## STATED TASK
From the entries below, pull out each line where "xlabel" appears.

## INPUT FOR THIS TASK

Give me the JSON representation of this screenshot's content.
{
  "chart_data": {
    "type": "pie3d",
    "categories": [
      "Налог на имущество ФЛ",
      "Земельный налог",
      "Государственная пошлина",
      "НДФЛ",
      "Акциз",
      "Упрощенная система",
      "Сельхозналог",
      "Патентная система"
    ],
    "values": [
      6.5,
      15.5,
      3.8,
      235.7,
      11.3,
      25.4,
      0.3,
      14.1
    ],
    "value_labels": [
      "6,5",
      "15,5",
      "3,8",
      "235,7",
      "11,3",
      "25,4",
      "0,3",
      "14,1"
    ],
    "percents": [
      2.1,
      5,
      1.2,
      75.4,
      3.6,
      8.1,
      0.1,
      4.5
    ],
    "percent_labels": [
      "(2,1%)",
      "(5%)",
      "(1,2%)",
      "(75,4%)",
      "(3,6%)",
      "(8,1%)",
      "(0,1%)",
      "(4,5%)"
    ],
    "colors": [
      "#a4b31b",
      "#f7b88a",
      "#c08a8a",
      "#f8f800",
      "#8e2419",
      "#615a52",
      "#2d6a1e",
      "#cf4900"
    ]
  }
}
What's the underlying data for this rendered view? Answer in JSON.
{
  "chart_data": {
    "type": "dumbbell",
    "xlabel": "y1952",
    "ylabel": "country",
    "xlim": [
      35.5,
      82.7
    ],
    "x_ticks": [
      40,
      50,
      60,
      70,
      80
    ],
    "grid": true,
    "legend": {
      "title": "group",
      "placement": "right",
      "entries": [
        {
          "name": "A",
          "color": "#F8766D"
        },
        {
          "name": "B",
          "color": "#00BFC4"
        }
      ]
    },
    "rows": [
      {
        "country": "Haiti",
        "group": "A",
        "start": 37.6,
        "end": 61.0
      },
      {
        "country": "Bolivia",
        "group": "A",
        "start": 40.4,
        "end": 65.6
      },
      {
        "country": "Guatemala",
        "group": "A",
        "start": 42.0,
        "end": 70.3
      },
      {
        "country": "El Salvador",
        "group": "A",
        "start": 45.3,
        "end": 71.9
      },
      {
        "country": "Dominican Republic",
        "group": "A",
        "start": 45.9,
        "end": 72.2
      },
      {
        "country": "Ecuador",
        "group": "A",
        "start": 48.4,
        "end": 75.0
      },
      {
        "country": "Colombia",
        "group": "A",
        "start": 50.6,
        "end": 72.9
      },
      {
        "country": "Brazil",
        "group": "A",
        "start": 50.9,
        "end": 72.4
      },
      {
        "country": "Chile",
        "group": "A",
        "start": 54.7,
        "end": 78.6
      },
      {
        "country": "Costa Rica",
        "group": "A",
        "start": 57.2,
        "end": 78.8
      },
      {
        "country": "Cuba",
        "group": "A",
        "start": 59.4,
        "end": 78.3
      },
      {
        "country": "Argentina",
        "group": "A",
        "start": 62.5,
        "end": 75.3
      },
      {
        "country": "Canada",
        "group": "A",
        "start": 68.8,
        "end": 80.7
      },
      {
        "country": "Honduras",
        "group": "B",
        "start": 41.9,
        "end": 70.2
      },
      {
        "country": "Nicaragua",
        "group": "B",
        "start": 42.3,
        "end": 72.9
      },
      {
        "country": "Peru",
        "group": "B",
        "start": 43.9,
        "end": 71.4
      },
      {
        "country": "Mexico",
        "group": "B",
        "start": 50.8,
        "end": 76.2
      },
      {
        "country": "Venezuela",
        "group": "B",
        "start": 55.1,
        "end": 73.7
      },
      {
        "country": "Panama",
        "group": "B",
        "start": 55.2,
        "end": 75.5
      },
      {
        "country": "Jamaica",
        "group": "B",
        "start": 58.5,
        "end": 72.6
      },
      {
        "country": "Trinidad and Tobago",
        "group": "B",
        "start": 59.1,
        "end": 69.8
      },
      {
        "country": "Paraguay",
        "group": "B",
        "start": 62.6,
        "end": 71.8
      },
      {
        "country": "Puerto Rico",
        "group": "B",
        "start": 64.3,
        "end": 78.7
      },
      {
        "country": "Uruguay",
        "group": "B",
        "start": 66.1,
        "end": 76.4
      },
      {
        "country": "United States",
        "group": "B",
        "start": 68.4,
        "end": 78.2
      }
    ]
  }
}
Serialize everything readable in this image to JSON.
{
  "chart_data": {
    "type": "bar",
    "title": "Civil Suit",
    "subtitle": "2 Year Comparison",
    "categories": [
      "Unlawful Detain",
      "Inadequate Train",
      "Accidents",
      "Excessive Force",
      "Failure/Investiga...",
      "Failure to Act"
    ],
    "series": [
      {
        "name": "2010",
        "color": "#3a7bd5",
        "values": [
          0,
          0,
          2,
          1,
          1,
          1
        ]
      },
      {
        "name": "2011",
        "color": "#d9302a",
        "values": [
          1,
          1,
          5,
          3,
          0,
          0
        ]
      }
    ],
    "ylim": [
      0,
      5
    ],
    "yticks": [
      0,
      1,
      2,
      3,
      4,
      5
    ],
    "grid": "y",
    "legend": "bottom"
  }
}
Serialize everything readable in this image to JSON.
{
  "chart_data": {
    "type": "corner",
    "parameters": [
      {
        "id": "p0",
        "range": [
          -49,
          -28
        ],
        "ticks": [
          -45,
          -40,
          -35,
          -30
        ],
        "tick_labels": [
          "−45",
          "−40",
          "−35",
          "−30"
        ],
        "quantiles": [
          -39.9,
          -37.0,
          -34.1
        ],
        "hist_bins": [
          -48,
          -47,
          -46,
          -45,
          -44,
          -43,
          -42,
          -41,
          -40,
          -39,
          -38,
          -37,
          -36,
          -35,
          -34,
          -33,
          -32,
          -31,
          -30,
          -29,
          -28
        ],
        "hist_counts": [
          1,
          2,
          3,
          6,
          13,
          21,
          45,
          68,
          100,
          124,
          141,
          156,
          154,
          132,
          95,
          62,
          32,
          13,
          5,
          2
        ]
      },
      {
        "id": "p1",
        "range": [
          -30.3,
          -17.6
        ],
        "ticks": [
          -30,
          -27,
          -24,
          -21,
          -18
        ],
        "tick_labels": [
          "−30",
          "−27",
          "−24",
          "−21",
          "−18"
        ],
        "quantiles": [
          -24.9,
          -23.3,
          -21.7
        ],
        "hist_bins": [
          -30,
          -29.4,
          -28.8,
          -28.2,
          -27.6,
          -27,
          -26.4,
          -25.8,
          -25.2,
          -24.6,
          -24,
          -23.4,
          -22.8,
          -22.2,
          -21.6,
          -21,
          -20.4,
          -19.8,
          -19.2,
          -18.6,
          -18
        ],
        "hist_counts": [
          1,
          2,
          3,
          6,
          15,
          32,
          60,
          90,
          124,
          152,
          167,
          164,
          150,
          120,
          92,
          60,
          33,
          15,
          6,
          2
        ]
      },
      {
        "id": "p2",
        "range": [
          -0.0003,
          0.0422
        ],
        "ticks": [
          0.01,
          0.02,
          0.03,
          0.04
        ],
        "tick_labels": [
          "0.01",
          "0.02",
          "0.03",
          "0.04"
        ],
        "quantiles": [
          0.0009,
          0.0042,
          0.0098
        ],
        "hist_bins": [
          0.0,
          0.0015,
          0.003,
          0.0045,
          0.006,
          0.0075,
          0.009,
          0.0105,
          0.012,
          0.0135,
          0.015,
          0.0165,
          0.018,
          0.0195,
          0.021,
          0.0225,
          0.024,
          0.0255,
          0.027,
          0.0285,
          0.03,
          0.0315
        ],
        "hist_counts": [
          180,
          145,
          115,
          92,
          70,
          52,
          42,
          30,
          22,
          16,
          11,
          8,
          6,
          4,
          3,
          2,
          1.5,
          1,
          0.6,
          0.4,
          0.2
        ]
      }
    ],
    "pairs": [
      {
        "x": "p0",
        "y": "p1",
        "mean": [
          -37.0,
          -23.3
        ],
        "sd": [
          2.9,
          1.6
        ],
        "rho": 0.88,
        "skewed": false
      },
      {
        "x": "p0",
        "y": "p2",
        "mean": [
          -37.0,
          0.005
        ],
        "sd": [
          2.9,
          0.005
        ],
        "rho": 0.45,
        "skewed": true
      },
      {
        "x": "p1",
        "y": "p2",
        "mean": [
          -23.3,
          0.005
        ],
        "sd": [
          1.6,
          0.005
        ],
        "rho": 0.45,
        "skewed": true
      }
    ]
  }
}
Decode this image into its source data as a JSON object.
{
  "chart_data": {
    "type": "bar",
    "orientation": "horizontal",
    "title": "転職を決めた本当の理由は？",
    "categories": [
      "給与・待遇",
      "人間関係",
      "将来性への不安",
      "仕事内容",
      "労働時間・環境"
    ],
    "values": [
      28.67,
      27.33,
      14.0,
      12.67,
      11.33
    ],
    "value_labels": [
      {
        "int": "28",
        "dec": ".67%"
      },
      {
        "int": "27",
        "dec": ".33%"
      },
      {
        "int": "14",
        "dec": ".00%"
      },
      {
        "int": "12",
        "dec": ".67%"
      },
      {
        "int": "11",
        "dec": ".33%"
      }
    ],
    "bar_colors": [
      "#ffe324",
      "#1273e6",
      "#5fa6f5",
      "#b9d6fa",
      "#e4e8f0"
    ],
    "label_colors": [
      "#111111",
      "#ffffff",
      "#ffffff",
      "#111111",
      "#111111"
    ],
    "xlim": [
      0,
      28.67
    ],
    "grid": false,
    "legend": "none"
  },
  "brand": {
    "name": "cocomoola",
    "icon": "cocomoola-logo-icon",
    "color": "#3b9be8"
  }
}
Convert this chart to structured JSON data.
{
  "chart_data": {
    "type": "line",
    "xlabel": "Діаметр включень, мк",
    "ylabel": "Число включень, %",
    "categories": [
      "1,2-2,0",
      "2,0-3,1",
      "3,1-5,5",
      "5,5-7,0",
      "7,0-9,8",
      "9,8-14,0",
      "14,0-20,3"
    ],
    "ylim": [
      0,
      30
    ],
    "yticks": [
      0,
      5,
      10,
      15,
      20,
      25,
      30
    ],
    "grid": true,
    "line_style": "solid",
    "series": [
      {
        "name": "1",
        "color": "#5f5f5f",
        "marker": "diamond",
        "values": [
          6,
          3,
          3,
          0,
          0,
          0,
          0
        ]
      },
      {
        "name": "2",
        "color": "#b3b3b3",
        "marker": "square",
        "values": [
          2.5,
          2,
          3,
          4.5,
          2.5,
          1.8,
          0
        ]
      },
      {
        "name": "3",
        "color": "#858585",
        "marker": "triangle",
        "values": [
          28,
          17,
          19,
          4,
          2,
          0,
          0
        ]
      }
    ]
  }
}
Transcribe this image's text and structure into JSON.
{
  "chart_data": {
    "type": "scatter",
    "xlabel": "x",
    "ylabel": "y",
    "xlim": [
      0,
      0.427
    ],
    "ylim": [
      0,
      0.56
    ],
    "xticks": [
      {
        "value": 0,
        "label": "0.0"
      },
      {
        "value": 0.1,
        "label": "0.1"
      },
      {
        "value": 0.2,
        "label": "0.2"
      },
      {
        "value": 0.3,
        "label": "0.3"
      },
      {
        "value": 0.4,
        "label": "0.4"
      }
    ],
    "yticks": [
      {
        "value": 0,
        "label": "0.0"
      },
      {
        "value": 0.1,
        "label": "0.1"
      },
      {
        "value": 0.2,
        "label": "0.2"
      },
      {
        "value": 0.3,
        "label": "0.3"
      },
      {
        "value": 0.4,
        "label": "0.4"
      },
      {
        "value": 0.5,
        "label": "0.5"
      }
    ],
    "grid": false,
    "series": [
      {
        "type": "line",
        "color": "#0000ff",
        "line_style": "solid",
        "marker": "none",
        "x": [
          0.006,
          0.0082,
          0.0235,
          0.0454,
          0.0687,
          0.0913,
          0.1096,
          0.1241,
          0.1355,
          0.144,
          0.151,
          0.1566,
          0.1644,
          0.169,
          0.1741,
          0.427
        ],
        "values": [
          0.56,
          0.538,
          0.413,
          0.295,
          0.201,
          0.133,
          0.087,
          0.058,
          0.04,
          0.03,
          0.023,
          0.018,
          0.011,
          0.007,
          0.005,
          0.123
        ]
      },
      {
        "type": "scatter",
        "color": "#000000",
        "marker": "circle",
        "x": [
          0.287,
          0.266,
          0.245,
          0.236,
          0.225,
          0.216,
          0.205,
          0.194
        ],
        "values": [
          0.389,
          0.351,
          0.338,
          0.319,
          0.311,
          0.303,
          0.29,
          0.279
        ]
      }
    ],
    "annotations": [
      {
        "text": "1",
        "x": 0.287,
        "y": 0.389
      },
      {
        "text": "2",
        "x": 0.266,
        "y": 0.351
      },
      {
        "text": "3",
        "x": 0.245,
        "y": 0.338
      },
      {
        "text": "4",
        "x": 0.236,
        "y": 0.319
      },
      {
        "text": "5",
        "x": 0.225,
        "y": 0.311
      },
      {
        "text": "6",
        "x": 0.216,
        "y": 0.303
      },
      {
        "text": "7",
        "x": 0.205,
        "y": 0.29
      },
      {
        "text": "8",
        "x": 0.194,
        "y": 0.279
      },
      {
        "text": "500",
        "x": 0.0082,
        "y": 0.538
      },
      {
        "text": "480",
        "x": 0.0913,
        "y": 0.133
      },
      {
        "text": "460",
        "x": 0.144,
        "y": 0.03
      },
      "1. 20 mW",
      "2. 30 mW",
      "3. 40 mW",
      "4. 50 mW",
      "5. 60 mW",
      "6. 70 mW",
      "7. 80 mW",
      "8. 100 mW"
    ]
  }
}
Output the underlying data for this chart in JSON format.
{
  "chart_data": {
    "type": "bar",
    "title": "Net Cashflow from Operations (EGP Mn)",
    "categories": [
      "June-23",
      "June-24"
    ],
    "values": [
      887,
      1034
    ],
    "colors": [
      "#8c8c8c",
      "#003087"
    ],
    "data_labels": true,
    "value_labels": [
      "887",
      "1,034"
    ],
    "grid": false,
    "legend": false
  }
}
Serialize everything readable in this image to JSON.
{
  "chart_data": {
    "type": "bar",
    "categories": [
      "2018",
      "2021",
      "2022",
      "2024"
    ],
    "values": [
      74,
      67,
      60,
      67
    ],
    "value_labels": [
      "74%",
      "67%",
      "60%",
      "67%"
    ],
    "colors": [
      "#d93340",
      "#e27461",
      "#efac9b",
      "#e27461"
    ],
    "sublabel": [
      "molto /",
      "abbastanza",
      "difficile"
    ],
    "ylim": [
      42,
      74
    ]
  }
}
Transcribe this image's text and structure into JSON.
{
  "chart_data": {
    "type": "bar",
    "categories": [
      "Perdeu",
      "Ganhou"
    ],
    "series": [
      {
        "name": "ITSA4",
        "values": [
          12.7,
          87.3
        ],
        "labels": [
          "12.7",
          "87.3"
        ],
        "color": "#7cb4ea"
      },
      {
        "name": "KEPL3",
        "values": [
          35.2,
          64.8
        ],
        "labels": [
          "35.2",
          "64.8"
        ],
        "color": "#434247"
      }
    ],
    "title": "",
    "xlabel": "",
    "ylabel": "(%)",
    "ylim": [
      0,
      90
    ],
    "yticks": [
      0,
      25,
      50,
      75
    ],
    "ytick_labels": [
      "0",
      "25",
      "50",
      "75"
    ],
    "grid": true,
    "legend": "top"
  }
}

## THE OUTPUT
    "xlabel": "y1952",
    "xlabel": "Діаметр включень, мк",
    "xlabel": "x",
    "xlabel": "",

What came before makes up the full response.